(Directions for this task) Repeat every line of the material, character for character.

+++

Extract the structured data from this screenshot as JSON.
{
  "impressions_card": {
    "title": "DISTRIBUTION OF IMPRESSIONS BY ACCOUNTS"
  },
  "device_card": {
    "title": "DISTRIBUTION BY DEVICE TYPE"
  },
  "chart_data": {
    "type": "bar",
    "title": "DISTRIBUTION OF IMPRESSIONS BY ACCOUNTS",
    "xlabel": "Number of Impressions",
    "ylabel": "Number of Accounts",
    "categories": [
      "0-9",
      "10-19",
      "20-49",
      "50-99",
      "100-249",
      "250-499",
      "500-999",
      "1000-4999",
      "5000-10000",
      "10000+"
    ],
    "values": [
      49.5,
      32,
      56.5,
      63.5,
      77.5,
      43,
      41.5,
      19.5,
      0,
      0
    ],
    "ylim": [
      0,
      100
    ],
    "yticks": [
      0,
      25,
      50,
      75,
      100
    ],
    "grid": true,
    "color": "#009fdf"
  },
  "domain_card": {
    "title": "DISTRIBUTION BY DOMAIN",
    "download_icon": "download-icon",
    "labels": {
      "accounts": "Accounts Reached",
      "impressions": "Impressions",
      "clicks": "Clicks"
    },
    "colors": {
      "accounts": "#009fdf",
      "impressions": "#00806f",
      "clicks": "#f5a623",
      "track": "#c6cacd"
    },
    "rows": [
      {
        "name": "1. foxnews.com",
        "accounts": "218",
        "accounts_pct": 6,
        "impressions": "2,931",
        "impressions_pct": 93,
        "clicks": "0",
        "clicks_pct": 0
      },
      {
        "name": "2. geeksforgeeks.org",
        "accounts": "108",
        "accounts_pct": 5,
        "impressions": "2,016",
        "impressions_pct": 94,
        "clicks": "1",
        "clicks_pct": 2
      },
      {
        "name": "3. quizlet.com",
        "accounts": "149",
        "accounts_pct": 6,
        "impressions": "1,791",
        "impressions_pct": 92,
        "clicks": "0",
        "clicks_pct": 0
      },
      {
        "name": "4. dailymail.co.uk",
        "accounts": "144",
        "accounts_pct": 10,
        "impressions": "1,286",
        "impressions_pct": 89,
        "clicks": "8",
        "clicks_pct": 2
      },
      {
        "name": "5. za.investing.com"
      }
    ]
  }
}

+++

(Finished exercise)
Extract the structured data from this screenshot as JSON.
{
  "impressions_card": {
    "title": "DISTRIBUTION OF IMPRESSIONS BY ACCOUNTS"
  },
  "device_card": {
    "title": "DISTRIBUTION BY DEVICE TYPE"
  },
  "chart_data": {
    "type": "bar",
    "title": "DISTRIBUTION OF IMPRESSIONS BY ACCOUNTS",
    "xlabel": "Number of Impressions",
    "ylabel": "Number of Accounts",
    "categories": [
      "0-9",
      "10-19",
      "20-49",
      "50-99",
      "100-249",
      "250-499",
      "500-999",
      "1000-4999",
      "5000-10000",
      "10000+"
    ],
    "values": [
      49.5,
      32,
      56.5,
      63.5,
      77.5,
      43,
      41.5,
      19.5,
      0,
      0
    ],
    "ylim": [
      0,
      100
    ],
    "yticks": [
      0,
      25,
      50,
      75,
      100
    ],
    "grid": true,
    "color": "#009fdf"
  },
  "domain_card": {
    "title": "DISTRIBUTION BY DOMAIN",
    "download_icon": "download-icon",
    "labels": {
      "accounts": "Accounts Reached",
      "impressions": "Impressions",
      "clicks": "Clicks"
    },
    "colors": {
      "accounts": "#009fdf",
      "impressions": "#00806f",
      "clicks": "#f5a623",
      "track": "#c6cacd"
    },
    "rows": [
      {
        "name": "1. foxnews.com",
        "accounts": "218",
        "accounts_pct": 6,
        "impressions": "2,931",
        "impressions_pct": 93,
        "clicks": "0",
        "clicks_pct": 0
      },
      {
        "name": "2. geeksforgeeks.org",
        "accounts": "108",
        "accounts_pct": 5,
        "impressions": "2,016",
        "impressions_pct": 94,
        "clicks": "1",
        "clicks_pct": 2
      },
      {
        "name": "3. quizlet.com",
        "accounts": "149",
        "accounts_pct": 6,
        "impressions": "1,791",
        "impressions_pct": 92,
        "clicks": "0",
        "clicks_pct": 0
      },
      {
        "name": "4. dailymail.co.uk",
        "accounts": "144",
        "accounts_pct": 10,
        "impressions": "1,286",
        "impressions_pct": 89,
        "clicks": "8",
        "clicks_pct": 2
      },
      {
        "name": "5. za.investing.com"
      }
    ]
  }
}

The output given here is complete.